-- Problem to solve --
Produce an exact copy of all the records.

-- Dataset records --
▽
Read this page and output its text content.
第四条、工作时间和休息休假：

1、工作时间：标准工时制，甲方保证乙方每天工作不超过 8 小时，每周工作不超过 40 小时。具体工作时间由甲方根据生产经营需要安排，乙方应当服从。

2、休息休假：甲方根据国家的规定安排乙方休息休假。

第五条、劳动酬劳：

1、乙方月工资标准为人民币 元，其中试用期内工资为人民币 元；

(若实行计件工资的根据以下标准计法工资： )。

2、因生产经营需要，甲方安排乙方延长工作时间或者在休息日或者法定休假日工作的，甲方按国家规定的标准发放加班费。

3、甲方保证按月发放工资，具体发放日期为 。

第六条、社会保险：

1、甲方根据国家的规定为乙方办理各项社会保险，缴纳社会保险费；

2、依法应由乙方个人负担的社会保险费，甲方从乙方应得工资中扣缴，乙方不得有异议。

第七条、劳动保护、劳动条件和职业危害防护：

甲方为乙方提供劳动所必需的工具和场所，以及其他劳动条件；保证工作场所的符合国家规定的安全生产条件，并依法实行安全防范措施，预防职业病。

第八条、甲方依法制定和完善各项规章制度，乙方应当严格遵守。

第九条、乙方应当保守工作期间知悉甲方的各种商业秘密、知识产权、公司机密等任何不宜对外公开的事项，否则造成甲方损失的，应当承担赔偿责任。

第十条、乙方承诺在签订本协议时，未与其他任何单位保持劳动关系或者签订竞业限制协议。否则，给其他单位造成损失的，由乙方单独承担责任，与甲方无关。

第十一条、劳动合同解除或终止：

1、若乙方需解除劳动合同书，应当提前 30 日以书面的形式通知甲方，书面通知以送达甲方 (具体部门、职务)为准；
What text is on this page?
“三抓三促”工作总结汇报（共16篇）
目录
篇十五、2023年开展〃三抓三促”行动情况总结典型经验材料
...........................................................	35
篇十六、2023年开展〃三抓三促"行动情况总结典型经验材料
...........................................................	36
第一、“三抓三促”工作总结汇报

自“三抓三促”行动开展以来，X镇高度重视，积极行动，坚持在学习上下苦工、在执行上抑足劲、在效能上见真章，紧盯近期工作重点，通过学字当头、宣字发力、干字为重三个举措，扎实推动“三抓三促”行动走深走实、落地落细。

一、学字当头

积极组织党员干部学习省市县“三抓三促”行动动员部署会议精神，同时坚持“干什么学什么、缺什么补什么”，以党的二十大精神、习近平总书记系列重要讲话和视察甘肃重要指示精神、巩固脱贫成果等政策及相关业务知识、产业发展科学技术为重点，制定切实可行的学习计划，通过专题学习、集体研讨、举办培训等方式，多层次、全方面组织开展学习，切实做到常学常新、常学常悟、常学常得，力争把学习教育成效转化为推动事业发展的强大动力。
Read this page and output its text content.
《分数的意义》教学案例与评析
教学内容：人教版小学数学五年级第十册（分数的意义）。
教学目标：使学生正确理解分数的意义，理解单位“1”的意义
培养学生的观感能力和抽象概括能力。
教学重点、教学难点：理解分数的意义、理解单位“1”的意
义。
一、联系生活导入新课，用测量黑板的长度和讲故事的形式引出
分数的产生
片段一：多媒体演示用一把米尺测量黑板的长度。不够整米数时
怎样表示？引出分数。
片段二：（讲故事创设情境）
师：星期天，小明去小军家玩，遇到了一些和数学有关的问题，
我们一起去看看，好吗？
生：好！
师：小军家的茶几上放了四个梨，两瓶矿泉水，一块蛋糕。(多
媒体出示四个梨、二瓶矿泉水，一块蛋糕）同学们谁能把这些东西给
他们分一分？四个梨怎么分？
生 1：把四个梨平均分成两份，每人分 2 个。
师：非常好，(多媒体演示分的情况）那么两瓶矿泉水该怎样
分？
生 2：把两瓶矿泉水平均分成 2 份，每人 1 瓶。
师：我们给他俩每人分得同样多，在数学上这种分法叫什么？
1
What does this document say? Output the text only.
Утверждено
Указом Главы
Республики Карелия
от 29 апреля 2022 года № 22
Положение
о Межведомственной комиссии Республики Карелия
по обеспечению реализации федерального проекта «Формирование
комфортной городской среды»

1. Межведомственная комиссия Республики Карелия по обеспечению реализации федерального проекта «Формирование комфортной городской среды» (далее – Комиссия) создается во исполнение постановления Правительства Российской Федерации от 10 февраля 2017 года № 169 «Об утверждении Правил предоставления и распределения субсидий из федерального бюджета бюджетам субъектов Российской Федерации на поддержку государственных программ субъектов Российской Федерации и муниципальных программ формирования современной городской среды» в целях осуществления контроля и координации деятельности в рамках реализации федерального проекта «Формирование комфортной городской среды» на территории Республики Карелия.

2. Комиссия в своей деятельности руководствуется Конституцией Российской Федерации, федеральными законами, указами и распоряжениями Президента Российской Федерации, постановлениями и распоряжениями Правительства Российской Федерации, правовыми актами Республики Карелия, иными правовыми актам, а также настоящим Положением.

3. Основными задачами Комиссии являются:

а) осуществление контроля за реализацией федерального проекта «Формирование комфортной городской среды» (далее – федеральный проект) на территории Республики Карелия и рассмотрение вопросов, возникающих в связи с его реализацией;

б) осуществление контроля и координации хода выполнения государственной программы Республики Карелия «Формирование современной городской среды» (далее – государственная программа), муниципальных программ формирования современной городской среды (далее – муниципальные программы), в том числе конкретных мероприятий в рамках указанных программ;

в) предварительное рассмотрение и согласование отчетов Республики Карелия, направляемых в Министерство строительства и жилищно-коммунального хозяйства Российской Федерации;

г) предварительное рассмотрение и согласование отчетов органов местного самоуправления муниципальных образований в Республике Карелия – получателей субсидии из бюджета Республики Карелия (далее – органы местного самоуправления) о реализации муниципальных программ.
△
-- Expected output --
Read this page and output its text content.
第四条、工作时间和休息休假：

1、工作时间：标准工时制，甲方保证乙方每天工作不超过 8 小时，每周工作不超过 40 小时。具体工作时间由甲方根据生产经营需要安排，乙方应当服从。

2、休息休假：甲方根据国家的规定安排乙方休息休假。

第五条、劳动酬劳：

1、乙方月工资标准为人民币 元，其中试用期内工资为人民币 元；

(若实行计件工资的根据以下标准计法工资： )。

2、因生产经营需要，甲方安排乙方延长工作时间或者在休息日或者法定休假日工作的，甲方按国家规定的标准发放加班费。

3、甲方保证按月发放工资，具体发放日期为 。

第六条、社会保险：

1、甲方根据国家的规定为乙方办理各项社会保险，缴纳社会保险费；

2、依法应由乙方个人负担的社会保险费，甲方从乙方应得工资中扣缴，乙方不得有异议。

第七条、劳动保护、劳动条件和职业危害防护：

甲方为乙方提供劳动所必需的工具和场所，以及其他劳动条件；保证工作场所的符合国家规定的安全生产条件，并依法实行安全防范措施，预防职业病。

第八条、甲方依法制定和完善各项规章制度，乙方应当严格遵守。

第九条、乙方应当保守工作期间知悉甲方的各种商业秘密、知识产权、公司机密等任何不宜对外公开的事项，否则造成甲方损失的，应当承担赔偿责任。

第十条、乙方承诺在签订本协议时，未与其他任何单位保持劳动关系或者签订竞业限制协议。否则，给其他单位造成损失的，由乙方单独承担责任，与甲方无关。

第十一条、劳动合同解除或终止：

1、若乙方需解除劳动合同书，应当提前 30 日以书面的形式通知甲方，书面通知以送达甲方 (具体部门、职务)为准；
What text is on this page?
“三抓三促”工作总结汇报（共16篇）
目录
篇十五、2023年开展〃三抓三促”行动情况总结典型经验材料
...........................................................	35
篇十六、2023年开展〃三抓三促"行动情况总结典型经验材料
...........................................................	36
第一、“三抓三促”工作总结汇报

自“三抓三促”行动开展以来，X镇高度重视，积极行动，坚持在学习上下苦工、在执行上抑足劲、在效能上见真章，紧盯近期工作重点，通过学字当头、宣字发力、干字为重三个举措，扎实推动“三抓三促”行动走深走实、落地落细。

一、学字当头

积极组织党员干部学习省市县“三抓三促”行动动员部署会议精神，同时坚持“干什么学什么、缺什么补什么”，以党的二十大精神、习近平总书记系列重要讲话和视察甘肃重要指示精神、巩固脱贫成果等政策及相关业务知识、产业发展科学技术为重点，制定切实可行的学习计划，通过专题学习、集体研讨、举办培训等方式，多层次、全方面组织开展学习，切实做到常学常新、常学常悟、常学常得，力争把学习教育成效转化为推动事业发展的强大动力。
Read this page and output its text content.
《分数的意义》教学案例与评析
教学内容：人教版小学数学五年级第十册（分数的意义）。
教学目标：使学生正确理解分数的意义，理解单位“1”的意义
培养学生的观感能力和抽象概括能力。
教学重点、教学难点：理解分数的意义、理解单位“1”的意
义。
一、联系生活导入新课，用测量黑板的长度和讲故事的形式引出
分数的产生
片段一：多媒体演示用一把米尺测量黑板的长度。不够整米数时
怎样表示？引出分数。
片段二：（讲故事创设情境）
师：星期天，小明去小军家玩，遇到了一些和数学有关的问题，
我们一起去看看，好吗？
生：好！
师：小军家的茶几上放了四个梨，两瓶矿泉水，一块蛋糕。(多
媒体出示四个梨、二瓶矿泉水，一块蛋糕）同学们谁能把这些东西给
他们分一分？四个梨怎么分？
生 1：把四个梨平均分成两份，每人分 2 个。
师：非常好，(多媒体演示分的情况）那么两瓶矿泉水该怎样
分？
生 2：把两瓶矿泉水平均分成 2 份，每人 1 瓶。
师：我们给他俩每人分得同样多，在数学上这种分法叫什么？
1
What does this document say? Output the text only.
Утверждено
Указом Главы
Республики Карелия
от 29 апреля 2022 года № 22
Положение
о Межведомственной комиссии Республики Карелия
по обеспечению реализации федерального проекта «Формирование
комфортной городской среды»

1. Межведомственная комиссия Республики Карелия по обеспечению реализации федерального проекта «Формирование комфортной городской среды» (далее – Комиссия) создается во исполнение постановления Правительства Российской Федерации от 10 февраля 2017 года № 169 «Об утверждении Правил предоставления и распределения субсидий из федерального бюджета бюджетам субъектов Российской Федерации на поддержку государственных программ субъектов Российской Федерации и муниципальных программ формирования современной городской среды» в целях осуществления контроля и координации деятельности в рамках реализации федерального проекта «Формирование комфортной городской среды» на территории Республики Карелия.

2. Комиссия в своей деятельности руководствуется Конституцией Российской Федерации, федеральными законами, указами и распоряжениями Президента Российской Федерации, постановлениями и распоряжениями Правительства Российской Федерации, правовыми актами Республики Карелия, иными правовыми актам, а также настоящим Положением.

3. Основными задачами Комиссии являются:

а) осуществление контроля за реализацией федерального проекта «Формирование комфортной городской среды» (далее – федеральный проект) на территории Республики Карелия и рассмотрение вопросов, возникающих в связи с его реализацией;

б) осуществление контроля и координации хода выполнения государственной программы Республики Карелия «Формирование современной городской среды» (далее – государственная программа), муниципальных программ формирования современной городской среды (далее – муниципальные программы), в том числе конкретных мероприятий в рамках указанных программ;

в) предварительное рассмотрение и согласование отчетов Республики Карелия, направляемых в Министерство строительства и жилищно-коммунального хозяйства Российской Федерации;

г) предварительное рассмотрение и согласование отчетов органов местного самоуправления муниципальных образований в Республике Карелия – получателей субсидии из бюджета Республики Карелия (далее – органы местного самоуправления) о реализации муниципальных программ.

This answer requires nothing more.